◆ TEXTO PARA ANÁLISE
--
Estudo apresentado no 159º Encontro Anual da Associação Americana de Psiquiatria, realizado mês passado, mostra que adultos cujos pais tiveram depressão têm mais chance de apresentar sintomas da doença, além de ter um menor círculo de amizade e maior tendência a usar antidepressivos e procurar ajuda psiquiátrica. Os filhos de pais depressivos também apresentam mais sintomas físicos da depressão, incluindo dores e algumas limitações em atividades cotidianas devido a sintomas emocionais e físicos da doença.
  Outro dado levantado pelo estudo, que teve início em 1980, aponta que filhos de pais depressivos que alcançaram a eliminação completa (ou remissão) dos sintomas da doença, têm as mesmas chances de não sofrer de depressão que pessoas cujos pais não tinham o problema.
  O estudo, com duração de 23 anos, acompanhou e comparou o crescimento de 340 descendentes de pais depressivos e de um grupo de controle, cujos pais não apresentaram a doença.
  Ainda de acordo com o estudo, a severidade dos sintomas da depressão foi pior entre adultos cujos pais nunca alcançaram a remissão dos sintomas da doença. Mais de 70% dos adultos com pais depressivos reportaram que alguém na família sofre de depressão comparado a 45% do grupo controle. Além disso, filhos de pais depressivos foram mais incomodados por sintomas físicos dolorosos, em comparação aos filhos do grupo controle (49% versus 40%) e afirmam que ficaram de cama devido a problemas físicos ou psicológicos dentro de um mês (27% versus 17%).
--
◆ INFORMAÇÕES
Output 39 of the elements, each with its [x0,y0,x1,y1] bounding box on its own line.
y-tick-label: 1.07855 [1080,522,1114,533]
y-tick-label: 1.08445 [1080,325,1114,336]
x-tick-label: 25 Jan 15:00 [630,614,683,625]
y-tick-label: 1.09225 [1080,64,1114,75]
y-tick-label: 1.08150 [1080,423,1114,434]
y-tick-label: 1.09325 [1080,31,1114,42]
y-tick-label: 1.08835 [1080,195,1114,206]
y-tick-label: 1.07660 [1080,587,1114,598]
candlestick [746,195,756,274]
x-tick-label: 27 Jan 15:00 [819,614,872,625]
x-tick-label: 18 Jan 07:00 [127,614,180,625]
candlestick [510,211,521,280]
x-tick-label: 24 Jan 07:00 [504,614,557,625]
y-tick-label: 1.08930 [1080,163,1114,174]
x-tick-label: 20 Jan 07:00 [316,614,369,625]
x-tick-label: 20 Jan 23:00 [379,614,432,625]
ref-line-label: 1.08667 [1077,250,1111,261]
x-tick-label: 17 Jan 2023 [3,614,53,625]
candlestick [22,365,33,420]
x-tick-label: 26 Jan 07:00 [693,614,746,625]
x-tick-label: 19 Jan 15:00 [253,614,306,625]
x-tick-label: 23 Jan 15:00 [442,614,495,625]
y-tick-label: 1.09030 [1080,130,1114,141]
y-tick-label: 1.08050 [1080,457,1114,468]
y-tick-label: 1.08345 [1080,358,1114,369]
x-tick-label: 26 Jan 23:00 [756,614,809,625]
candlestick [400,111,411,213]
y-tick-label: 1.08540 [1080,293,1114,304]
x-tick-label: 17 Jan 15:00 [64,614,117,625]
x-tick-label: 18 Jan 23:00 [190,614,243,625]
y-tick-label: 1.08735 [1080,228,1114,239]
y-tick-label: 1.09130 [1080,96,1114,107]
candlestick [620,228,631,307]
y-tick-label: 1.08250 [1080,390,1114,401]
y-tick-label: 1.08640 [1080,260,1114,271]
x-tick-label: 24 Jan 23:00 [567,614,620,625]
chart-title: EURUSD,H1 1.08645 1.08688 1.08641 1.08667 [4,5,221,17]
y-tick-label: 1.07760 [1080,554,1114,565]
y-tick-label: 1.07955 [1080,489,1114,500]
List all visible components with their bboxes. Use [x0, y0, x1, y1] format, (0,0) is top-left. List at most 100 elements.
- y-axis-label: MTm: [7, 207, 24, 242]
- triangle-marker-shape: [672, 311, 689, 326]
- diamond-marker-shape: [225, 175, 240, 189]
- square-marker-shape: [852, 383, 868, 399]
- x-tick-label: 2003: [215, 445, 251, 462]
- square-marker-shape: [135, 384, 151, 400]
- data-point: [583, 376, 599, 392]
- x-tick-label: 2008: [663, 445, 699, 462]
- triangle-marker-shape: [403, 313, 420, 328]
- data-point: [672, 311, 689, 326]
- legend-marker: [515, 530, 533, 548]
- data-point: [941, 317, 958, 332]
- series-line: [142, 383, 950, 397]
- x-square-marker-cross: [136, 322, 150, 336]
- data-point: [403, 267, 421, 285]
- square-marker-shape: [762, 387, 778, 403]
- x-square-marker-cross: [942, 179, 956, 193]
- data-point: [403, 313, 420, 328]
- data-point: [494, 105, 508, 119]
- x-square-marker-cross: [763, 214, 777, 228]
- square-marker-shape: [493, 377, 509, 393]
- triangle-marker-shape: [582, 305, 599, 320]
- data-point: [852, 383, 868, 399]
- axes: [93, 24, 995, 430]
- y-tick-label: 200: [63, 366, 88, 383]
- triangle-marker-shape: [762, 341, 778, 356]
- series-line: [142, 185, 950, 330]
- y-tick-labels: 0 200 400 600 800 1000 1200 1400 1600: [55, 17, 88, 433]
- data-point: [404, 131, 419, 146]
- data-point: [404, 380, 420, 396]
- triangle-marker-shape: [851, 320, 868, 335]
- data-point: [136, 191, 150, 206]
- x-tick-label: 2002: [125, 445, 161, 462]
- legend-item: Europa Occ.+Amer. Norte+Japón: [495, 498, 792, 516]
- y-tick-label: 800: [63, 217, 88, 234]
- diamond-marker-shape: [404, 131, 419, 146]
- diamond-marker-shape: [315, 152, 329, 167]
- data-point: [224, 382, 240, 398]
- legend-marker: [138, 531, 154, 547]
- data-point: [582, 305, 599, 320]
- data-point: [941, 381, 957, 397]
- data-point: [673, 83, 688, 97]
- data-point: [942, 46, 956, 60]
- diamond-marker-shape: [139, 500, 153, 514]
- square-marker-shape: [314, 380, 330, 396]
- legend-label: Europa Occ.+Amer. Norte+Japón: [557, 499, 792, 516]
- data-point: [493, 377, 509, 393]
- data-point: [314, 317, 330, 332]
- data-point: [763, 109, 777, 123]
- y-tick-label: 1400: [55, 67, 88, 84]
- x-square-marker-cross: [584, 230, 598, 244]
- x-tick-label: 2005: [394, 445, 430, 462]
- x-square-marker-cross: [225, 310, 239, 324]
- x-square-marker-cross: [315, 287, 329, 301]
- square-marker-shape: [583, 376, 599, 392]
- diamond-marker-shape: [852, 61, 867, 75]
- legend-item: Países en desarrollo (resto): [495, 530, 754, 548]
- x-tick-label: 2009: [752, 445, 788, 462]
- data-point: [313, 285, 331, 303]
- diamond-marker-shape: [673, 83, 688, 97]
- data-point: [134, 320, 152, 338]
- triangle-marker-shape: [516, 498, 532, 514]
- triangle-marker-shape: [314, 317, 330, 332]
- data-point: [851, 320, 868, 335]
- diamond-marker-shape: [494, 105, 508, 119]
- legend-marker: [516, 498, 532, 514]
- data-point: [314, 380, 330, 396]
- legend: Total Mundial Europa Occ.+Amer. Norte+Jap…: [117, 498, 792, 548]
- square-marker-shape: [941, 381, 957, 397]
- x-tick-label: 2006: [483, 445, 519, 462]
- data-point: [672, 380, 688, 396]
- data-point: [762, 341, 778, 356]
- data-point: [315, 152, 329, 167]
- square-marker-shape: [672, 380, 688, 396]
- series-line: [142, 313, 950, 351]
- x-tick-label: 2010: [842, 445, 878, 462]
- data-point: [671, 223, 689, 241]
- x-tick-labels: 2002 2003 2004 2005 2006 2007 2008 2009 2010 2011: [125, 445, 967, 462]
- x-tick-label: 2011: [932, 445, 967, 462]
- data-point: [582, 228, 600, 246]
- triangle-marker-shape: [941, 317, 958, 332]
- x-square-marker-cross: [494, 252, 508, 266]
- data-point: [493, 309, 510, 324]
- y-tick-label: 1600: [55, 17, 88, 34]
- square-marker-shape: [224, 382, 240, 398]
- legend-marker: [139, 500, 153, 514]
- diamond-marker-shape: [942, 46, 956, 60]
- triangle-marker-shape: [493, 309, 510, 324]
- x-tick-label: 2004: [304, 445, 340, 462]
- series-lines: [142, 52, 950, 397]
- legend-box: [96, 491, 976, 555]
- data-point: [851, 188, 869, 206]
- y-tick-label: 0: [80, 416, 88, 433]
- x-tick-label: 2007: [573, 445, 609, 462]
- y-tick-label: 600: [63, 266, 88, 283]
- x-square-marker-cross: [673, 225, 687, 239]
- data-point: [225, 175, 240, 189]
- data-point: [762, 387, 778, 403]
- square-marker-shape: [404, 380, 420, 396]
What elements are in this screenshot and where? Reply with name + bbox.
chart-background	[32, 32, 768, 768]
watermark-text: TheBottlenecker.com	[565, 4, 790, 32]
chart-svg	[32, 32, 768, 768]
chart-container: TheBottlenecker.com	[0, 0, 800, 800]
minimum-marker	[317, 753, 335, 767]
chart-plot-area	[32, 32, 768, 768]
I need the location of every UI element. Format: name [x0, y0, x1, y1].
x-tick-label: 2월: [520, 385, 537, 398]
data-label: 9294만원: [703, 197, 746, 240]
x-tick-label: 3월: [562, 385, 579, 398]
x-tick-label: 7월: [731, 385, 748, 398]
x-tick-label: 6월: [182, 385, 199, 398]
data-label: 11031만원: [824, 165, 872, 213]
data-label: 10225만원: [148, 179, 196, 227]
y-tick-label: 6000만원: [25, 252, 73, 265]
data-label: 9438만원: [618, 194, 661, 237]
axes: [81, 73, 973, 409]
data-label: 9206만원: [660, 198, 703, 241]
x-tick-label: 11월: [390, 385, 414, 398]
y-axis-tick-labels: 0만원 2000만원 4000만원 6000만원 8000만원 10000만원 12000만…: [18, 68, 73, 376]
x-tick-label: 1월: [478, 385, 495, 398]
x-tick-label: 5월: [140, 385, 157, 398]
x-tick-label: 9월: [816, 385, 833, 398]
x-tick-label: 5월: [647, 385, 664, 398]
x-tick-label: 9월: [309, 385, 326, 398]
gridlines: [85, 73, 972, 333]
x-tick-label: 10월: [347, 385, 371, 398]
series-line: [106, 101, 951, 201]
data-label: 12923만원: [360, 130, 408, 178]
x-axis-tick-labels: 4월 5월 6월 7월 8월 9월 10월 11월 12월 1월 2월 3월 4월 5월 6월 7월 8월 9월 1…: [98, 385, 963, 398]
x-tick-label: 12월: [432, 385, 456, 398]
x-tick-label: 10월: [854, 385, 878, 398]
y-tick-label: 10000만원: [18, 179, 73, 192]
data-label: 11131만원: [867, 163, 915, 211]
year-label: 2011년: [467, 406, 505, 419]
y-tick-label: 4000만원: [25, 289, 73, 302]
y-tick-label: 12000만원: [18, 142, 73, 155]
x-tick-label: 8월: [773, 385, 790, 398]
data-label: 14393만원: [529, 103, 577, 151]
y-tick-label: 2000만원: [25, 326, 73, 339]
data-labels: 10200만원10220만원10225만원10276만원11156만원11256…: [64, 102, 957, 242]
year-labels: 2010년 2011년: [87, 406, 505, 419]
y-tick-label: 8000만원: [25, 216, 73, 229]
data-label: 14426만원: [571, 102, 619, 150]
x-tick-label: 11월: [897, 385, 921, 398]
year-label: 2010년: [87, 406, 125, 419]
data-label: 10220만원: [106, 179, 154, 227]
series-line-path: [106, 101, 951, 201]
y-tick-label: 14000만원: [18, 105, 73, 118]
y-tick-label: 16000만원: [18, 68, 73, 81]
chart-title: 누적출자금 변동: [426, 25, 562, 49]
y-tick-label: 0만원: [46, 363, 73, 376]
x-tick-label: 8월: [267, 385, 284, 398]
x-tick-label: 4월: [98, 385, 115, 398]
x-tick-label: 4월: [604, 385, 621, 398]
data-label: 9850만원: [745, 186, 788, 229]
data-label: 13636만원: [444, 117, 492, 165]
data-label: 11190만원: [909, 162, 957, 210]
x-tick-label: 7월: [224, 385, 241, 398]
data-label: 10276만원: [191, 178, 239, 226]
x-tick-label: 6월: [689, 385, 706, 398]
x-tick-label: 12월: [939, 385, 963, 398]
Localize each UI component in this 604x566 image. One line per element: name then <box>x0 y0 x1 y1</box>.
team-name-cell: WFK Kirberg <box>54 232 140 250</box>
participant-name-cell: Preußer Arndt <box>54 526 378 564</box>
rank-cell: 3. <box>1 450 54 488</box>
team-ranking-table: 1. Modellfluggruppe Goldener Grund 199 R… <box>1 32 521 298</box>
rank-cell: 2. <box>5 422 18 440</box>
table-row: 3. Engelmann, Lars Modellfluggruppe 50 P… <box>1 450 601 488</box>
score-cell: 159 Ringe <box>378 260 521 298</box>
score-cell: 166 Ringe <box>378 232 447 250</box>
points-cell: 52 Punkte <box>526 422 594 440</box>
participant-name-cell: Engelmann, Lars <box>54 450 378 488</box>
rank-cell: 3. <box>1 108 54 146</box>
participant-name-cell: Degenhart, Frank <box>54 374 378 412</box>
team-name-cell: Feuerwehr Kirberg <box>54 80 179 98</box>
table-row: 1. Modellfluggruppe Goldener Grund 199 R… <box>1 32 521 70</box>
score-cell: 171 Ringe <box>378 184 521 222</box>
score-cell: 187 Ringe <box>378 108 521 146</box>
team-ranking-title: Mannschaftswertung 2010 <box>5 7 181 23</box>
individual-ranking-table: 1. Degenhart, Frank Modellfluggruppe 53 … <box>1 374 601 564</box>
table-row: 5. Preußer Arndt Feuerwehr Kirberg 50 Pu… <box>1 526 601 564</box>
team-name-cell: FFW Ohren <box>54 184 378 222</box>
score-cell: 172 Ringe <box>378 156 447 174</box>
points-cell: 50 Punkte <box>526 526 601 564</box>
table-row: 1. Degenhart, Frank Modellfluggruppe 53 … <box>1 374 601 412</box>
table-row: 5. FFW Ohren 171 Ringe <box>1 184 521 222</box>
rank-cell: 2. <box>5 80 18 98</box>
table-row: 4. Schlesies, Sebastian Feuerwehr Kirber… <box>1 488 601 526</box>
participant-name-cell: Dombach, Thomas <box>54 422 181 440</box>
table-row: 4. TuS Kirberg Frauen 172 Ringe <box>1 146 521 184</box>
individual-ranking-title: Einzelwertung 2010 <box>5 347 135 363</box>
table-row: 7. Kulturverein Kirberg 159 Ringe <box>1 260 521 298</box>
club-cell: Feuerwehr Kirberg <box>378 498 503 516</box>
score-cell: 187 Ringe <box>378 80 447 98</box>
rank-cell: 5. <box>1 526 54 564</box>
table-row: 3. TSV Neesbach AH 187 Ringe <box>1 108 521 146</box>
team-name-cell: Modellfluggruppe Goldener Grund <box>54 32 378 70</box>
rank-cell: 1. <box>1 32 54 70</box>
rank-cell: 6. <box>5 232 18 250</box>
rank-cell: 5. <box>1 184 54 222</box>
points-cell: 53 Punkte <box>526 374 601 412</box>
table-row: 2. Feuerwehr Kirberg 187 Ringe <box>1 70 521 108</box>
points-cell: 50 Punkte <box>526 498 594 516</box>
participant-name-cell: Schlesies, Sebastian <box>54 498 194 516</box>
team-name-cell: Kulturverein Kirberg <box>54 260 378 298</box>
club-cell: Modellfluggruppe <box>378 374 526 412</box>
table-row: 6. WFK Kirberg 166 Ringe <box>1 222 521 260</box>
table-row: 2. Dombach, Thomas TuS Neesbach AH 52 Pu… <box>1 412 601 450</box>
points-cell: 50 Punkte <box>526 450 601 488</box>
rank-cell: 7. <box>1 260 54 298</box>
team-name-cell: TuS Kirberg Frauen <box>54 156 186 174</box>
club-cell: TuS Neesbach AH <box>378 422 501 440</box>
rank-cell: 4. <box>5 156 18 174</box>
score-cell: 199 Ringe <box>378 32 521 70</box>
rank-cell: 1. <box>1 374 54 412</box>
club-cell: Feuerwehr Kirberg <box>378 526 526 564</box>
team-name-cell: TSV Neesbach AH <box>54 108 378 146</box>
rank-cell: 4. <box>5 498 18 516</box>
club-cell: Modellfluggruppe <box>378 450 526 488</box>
--
◆ EXPLORANDO O MATERIAL
[1] Responda com base no texto sobre depressão entre filhos de pais depressivos:
(a) Em que ano teve início o estudo e qual foi sua duração?
(b) Que percentual do grupo controle reportou que alguém na família sofre de depressão?
(c) Quais foram os percentuais de filhos de pais depressivos e do grupo controle que afirmaram ter ficado de cama por problemas físicos ou psicológicos dentro de um mês?
[2] Prolongue o texto sobre depressão entre filhos de pais depressivos a partir da última frase apresentada.

◆ RESPOSTAS NUMERADAS
[1]
(a) Em 1980, com duração de 23 anos.
(b) 45%.
(c) 27% entre os filhos de pais depressivos e 17% no grupo controle.

[2]
  Para Michael Thase, professor de psiquiatria do Centro Médico da Universidade de Pittsburgh, essas informações reforçam a necessidade de tratar os pacientes até a completa resolução de todos os sintomas emocionais e físicos da depressão. ‘‘Tratar a doença até a remissão completa pode ter um impacto favorável na não-propagação da doença através das gerações’’, afirma.


Sintomas emocionais

- Tristeza, diariamente
- Sentimentos de vazio e desesperança
- Estresse, nervoso ou esgotamento
- Perda de interesse em atividades antes prazerosas
- Dificuldade em concentra-se ou tomar decisões
- Sentimento de inutilidade ou baixa auto-estima
- Culpabilidade excessiva ou desproporcional
- Irritabilidade com ou sem inquietação
- Ideação suicida

Sintomas físicos

- Fadiga ou falta de energia
- Sono demais ou de menos
- Mudanças no apetite e peso
- Dores vagas e difusas
- Dor de cabeça
- Dor nas costas
- Problemas gastro-intestinais
- Tontura


Tratamento

  O transtorno depressivo maior afeta 121 milhões de pessoas em todo o mundo e pode acontecer em qualquer idade, raça ou etnia, apesar de mulheres terem duas vezes mais chances de apresentar o problema do que homens. Apesar de ser um dos mais freqüentes transtornos psiquiátricos, a depressão é geralmente mal diagnosticada e sub-tratada. Isso pode acontecer porque pacientes depressivos geralmente apresentam sintomas físicos mais do que queixas emocionais. Em um estudo científico, 69% dos pacientes diagnosticados com transtorno depressivo maior apresentaram sintomas físicos como uma das principais queixas. A dor está presente em aproximadamente 45% a 75% de pacientes com depressão e pode ser de cabeça, nas costas, ombros e no abdômen.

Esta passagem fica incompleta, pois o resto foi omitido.